(Figure data in JSON)
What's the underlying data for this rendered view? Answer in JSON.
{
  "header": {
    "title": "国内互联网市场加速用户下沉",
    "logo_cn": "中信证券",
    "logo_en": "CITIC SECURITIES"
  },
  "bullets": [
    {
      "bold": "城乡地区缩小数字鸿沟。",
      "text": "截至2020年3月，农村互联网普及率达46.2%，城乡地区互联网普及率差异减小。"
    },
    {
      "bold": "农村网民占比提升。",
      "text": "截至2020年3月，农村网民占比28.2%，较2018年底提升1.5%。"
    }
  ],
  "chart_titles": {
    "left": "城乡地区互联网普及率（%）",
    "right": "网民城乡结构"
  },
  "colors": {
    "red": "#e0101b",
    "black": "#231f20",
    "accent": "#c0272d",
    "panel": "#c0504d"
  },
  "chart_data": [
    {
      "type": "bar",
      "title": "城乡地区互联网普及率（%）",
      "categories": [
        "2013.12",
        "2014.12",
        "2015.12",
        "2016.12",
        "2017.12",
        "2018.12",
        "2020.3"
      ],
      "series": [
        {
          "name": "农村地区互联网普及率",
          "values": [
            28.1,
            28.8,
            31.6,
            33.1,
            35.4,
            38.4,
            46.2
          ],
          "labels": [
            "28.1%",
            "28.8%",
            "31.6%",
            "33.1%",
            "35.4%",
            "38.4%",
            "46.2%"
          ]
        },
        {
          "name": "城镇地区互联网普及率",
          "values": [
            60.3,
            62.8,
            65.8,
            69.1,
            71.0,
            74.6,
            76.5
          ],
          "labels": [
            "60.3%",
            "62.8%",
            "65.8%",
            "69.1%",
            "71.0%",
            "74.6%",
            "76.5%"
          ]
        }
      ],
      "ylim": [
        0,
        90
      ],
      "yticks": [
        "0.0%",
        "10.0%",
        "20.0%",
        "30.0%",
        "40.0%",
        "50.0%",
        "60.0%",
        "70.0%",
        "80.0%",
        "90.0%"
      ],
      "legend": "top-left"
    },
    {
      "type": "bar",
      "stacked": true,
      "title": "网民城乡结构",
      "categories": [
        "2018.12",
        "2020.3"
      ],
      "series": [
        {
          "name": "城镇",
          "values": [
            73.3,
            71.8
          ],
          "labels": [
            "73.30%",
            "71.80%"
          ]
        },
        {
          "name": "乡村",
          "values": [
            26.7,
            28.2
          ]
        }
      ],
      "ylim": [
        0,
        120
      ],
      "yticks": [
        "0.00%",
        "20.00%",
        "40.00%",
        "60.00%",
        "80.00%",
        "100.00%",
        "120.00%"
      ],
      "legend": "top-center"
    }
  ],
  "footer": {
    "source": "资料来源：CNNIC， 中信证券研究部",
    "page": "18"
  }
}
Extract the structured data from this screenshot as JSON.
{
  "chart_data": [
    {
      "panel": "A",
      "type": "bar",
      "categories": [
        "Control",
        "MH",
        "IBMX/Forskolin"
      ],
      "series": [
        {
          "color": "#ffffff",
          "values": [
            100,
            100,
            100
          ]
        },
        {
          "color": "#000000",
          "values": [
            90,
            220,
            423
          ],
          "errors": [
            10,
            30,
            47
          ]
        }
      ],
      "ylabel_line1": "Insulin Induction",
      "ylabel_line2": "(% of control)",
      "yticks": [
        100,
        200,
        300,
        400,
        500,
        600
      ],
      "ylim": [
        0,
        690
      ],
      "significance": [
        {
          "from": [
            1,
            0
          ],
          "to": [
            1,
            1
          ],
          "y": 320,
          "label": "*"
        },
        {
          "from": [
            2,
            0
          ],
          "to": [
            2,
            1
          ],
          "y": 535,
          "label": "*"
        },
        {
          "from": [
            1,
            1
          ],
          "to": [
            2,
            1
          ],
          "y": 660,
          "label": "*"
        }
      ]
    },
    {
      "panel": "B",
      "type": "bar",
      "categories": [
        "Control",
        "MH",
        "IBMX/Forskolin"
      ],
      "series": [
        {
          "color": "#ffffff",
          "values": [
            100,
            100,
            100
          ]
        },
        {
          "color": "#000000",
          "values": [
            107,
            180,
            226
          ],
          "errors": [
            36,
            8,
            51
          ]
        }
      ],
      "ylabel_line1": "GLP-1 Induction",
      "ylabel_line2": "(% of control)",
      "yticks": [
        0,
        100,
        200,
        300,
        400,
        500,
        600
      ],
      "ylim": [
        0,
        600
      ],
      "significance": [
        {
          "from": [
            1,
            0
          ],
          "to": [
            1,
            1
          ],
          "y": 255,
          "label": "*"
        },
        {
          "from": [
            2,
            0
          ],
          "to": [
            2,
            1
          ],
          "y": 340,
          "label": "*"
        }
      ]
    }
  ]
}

__Task instructions__: Write the whole listing out again. Keep every line exactly as it is.

__Task output__:
What's the underlying data for this rendered view? Answer in JSON.
{
  "header": {
    "title": "国内互联网市场加速用户下沉",
    "logo_cn": "中信证券",
    "logo_en": "CITIC SECURITIES"
  },
  "bullets": [
    {
      "bold": "城乡地区缩小数字鸿沟。",
      "text": "截至2020年3月，农村互联网普及率达46.2%，城乡地区互联网普及率差异减小。"
    },
    {
      "bold": "农村网民占比提升。",
      "text": "截至2020年3月，农村网民占比28.2%，较2018年底提升1.5%。"
    }
  ],
  "chart_titles": {
    "left": "城乡地区互联网普及率（%）",
    "right": "网民城乡结构"
  },
  "colors": {
    "red": "#e0101b",
    "black": "#231f20",
    "accent": "#c0272d",
    "panel": "#c0504d"
  },
  "chart_data": [
    {
      "type": "bar",
      "title": "城乡地区互联网普及率（%）",
      "categories": [
        "2013.12",
        "2014.12",
        "2015.12",
        "2016.12",
        "2017.12",
        "2018.12",
        "2020.3"
      ],
      "series": [
        {
          "name": "农村地区互联网普及率",
          "values": [
            28.1,
            28.8,
            31.6,
            33.1,
            35.4,
            38.4,
            46.2
          ],
          "labels": [
            "28.1%",
            "28.8%",
            "31.6%",
            "33.1%",
            "35.4%",
            "38.4%",
            "46.2%"
          ]
        },
        {
          "name": "城镇地区互联网普及率",
          "values": [
            60.3,
            62.8,
            65.8,
            69.1,
            71.0,
            74.6,
            76.5
          ],
          "labels": [
            "60.3%",
            "62.8%",
            "65.8%",
            "69.1%",
            "71.0%",
            "74.6%",
            "76.5%"
          ]
        }
      ],
      "ylim": [
        0,
        90
      ],
      "yticks": [
        "0.0%",
        "10.0%",
        "20.0%",
        "30.0%",
        "40.0%",
        "50.0%",
        "60.0%",
        "70.0%",
        "80.0%",
        "90.0%"
      ],
      "legend": "top-left"
    },
    {
      "type": "bar",
      "stacked": true,
      "title": "网民城乡结构",
      "categories": [
        "2018.12",
        "2020.3"
      ],
      "series": [
        {
          "name": "城镇",
          "values": [
            73.3,
            71.8
          ],
          "labels": [
            "73.30%",
            "71.80%"
          ]
        },
        {
          "name": "乡村",
          "values": [
            26.7,
            28.2
          ]
        }
      ],
      "ylim": [
        0,
        120
      ],
      "yticks": [
        "0.00%",
        "20.00%",
        "40.00%",
        "60.00%",
        "80.00%",
        "100.00%",
        "120.00%"
      ],
      "legend": "top-center"
    }
  ],
  "footer": {
    "source": "资料来源：CNNIC， 中信证券研究部",
    "page": "18"
  }
}
Extract the structured data from this screenshot as JSON.
{
  "chart_data": [
    {
      "panel": "A",
      "type": "bar",
      "categories": [
        "Control",
        "MH",
        "IBMX/Forskolin"
      ],
      "series": [
        {
          "color": "#ffffff",
          "values": [
            100,
            100,
            100
          ]
        },
        {
          "color": "#000000",
          "values": [
            90,
            220,
            423
          ],
          "errors": [
            10,
            30,
            47
          ]
        }
      ],
      "ylabel_line1": "Insulin Induction",
      "ylabel_line2": "(% of control)",
      "yticks": [
        100,
        200,
        300,
        400,
        500,
        600
      ],
      "ylim": [
        0,
        690
      ],
      "significance": [
        {
          "from": [
            1,
            0
          ],
          "to": [
            1,
            1
          ],
          "y": 320,
          "label": "*"
        },
        {
          "from": [
            2,
            0
          ],
          "to": [
            2,
            1
          ],
          "y": 535,
          "label": "*"
        },
        {
          "from": [
            1,
            1
          ],
          "to": [
            2,
            1
          ],
          "y": 660,
          "label": "*"
        }
      ]
    },
    {
      "panel": "B",
      "type": "bar",
      "categories": [
        "Control",
        "MH",
        "IBMX/Forskolin"
      ],
      "series": [
        {
          "color": "#ffffff",
          "values": [
            100,
            100,
            100
          ]
        },
        {
          "color": "#000000",
          "values": [
            107,
            180,
            226
          ],
          "errors": [
            36,
            8,
            51
          ]
        }
      ],
      "ylabel_line1": "GLP-1 Induction",
      "ylabel_line2": "(% of control)",
      "yticks": [
        0,
        100,
        200,
        300,
        400,
        500,
        600
      ],
      "ylim": [
        0,
        600
      ],
      "significance": [
        {
          "from": [
            1,
            0
          ],
          "to": [
            1,
            1
          ],
          "y": 255,
          "label": "*"
        },
        {
          "from": [
            2,
            0
          ],
          "to": [
            2,
            1
          ],
          "y": 340,
          "label": "*"
        }
      ]
    }
  ]
}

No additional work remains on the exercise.